Copy every line in which the string "vente" occurs.

----- Extracted material -----

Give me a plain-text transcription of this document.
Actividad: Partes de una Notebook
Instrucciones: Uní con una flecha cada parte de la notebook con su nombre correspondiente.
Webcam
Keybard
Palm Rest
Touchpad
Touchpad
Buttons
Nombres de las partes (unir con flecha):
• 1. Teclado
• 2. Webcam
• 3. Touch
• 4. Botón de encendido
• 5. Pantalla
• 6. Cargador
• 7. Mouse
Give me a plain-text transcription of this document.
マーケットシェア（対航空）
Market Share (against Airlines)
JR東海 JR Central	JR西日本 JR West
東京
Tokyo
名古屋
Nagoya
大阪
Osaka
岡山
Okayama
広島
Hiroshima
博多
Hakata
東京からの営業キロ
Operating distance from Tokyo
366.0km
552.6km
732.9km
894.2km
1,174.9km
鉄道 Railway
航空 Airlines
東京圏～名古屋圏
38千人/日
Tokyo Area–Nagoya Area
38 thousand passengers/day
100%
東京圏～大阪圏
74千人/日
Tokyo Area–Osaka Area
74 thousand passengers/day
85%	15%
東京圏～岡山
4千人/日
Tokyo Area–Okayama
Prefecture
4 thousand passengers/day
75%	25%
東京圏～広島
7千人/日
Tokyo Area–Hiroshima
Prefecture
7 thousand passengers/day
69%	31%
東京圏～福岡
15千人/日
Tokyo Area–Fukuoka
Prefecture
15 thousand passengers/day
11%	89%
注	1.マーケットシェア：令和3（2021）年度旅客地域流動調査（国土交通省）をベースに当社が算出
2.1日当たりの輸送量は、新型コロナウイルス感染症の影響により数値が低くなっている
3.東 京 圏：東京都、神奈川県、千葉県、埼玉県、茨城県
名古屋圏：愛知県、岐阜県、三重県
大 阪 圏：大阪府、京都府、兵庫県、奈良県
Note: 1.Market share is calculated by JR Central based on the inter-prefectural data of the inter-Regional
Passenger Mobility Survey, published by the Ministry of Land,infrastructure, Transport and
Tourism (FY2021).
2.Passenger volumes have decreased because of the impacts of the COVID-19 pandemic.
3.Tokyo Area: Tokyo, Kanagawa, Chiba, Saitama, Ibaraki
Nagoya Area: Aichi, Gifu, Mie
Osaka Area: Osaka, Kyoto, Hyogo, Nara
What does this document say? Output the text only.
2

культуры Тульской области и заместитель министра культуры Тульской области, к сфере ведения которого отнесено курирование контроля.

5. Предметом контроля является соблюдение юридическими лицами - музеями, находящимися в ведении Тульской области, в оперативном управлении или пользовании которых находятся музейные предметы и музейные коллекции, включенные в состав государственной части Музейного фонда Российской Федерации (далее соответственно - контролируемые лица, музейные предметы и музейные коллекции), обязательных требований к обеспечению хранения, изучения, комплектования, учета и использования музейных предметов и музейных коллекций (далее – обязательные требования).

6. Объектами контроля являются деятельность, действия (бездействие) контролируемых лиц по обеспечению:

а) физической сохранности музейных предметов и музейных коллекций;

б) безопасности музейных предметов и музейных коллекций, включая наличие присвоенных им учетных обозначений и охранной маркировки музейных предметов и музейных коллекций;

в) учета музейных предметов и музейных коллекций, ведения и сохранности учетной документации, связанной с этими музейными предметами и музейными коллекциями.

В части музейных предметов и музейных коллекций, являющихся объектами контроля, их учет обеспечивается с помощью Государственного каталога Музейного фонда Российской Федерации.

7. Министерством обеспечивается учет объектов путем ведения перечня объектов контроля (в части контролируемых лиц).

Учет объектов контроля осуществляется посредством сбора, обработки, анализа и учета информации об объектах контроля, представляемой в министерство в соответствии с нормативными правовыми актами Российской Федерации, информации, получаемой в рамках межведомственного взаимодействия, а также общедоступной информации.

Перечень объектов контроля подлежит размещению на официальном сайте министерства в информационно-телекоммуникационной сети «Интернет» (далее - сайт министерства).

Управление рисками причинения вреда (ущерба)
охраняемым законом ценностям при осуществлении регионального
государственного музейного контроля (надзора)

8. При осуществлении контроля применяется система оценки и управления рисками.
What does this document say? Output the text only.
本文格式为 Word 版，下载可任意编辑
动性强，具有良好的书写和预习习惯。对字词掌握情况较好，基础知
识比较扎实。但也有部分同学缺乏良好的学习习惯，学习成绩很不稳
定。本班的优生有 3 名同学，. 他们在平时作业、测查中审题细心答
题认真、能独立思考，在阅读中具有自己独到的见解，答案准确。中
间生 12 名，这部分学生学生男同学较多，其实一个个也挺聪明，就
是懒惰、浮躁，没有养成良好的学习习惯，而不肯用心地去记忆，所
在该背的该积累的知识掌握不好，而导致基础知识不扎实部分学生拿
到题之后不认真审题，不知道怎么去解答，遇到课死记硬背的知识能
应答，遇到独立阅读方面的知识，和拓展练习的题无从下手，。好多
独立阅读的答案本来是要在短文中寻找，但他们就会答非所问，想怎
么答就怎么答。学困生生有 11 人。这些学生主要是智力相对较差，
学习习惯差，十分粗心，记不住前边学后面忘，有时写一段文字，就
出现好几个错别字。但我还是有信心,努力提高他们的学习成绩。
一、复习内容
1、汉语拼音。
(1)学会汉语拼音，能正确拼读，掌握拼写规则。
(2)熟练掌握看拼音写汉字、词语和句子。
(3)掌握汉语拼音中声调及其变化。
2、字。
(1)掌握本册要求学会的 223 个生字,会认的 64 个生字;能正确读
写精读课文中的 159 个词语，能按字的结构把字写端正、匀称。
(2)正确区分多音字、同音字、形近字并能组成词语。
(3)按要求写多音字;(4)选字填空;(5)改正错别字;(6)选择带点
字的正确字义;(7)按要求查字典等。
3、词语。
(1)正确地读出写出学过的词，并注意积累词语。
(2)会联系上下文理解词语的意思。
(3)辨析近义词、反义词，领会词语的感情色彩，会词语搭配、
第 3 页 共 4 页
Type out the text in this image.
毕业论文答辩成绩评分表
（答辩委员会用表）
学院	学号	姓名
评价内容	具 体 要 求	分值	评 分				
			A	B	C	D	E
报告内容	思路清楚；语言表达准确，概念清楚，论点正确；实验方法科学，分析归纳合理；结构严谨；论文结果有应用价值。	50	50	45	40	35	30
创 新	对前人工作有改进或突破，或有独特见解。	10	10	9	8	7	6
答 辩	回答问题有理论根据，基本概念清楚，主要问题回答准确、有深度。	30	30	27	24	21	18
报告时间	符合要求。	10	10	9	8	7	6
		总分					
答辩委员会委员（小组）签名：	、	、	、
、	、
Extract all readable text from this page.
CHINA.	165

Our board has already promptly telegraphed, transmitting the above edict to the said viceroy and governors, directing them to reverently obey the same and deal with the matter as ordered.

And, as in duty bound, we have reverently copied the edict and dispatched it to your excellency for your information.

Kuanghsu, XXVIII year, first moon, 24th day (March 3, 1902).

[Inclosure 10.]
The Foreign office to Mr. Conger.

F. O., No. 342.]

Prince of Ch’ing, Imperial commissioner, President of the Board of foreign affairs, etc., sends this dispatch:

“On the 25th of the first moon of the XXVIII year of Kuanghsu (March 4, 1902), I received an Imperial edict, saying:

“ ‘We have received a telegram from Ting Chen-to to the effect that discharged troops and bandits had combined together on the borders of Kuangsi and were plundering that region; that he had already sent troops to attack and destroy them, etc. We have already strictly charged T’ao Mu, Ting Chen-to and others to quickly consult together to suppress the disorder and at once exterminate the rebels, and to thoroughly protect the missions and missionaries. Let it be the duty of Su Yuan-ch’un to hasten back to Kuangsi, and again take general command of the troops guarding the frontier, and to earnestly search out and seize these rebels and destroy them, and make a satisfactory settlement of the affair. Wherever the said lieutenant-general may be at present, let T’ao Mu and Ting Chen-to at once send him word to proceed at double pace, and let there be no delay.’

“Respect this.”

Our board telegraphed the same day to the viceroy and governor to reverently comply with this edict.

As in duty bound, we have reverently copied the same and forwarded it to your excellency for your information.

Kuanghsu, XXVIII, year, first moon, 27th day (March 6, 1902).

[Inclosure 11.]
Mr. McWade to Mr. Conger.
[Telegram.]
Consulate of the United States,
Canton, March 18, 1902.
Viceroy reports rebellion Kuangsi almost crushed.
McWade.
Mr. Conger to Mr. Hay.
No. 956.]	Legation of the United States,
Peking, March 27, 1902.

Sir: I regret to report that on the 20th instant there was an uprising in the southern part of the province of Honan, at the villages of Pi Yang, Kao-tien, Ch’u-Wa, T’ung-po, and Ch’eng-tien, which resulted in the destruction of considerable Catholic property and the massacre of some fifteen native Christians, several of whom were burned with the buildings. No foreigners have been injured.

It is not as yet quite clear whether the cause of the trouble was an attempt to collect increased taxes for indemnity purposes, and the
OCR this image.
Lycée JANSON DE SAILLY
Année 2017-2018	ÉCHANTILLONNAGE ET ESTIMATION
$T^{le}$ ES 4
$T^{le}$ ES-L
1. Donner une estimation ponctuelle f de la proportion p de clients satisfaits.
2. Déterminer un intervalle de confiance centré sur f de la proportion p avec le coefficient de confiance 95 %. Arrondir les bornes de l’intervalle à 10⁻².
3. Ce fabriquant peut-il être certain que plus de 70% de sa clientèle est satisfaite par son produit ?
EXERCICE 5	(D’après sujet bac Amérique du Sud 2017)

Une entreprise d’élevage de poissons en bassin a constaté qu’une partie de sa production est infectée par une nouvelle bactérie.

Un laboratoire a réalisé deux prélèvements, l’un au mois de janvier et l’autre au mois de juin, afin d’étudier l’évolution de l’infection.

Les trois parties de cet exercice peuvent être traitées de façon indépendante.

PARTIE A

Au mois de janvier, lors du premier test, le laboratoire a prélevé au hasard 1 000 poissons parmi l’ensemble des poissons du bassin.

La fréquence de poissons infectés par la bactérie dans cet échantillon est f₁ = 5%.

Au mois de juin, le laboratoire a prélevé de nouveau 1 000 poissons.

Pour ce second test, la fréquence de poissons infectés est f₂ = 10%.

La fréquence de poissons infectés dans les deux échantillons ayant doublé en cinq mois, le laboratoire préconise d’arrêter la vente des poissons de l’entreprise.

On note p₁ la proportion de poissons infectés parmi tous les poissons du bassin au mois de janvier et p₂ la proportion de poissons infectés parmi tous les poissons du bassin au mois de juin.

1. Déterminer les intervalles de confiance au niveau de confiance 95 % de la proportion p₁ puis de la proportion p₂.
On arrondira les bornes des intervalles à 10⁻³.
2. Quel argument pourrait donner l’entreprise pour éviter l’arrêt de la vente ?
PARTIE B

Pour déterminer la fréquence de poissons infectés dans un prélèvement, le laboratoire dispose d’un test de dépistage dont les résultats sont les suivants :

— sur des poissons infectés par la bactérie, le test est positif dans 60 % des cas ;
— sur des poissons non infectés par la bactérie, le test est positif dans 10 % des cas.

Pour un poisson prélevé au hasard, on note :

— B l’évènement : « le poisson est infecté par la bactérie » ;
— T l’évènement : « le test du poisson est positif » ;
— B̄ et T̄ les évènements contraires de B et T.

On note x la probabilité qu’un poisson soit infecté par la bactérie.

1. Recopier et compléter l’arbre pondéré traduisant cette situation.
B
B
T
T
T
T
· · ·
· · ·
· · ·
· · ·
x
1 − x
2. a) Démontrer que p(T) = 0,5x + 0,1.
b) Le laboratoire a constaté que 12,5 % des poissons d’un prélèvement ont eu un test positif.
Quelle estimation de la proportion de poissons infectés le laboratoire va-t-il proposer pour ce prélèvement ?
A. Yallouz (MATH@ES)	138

-----

Answer to the problem ::
La fréquence de poissons infectés dans les deux échantillons ayant doublé en cinq mois, le laboratoire préconise d’arrêter la vente des poissons de l’entreprise.
2. Quel argument pourrait donner l’entreprise pour éviter l’arrêt de la vente ?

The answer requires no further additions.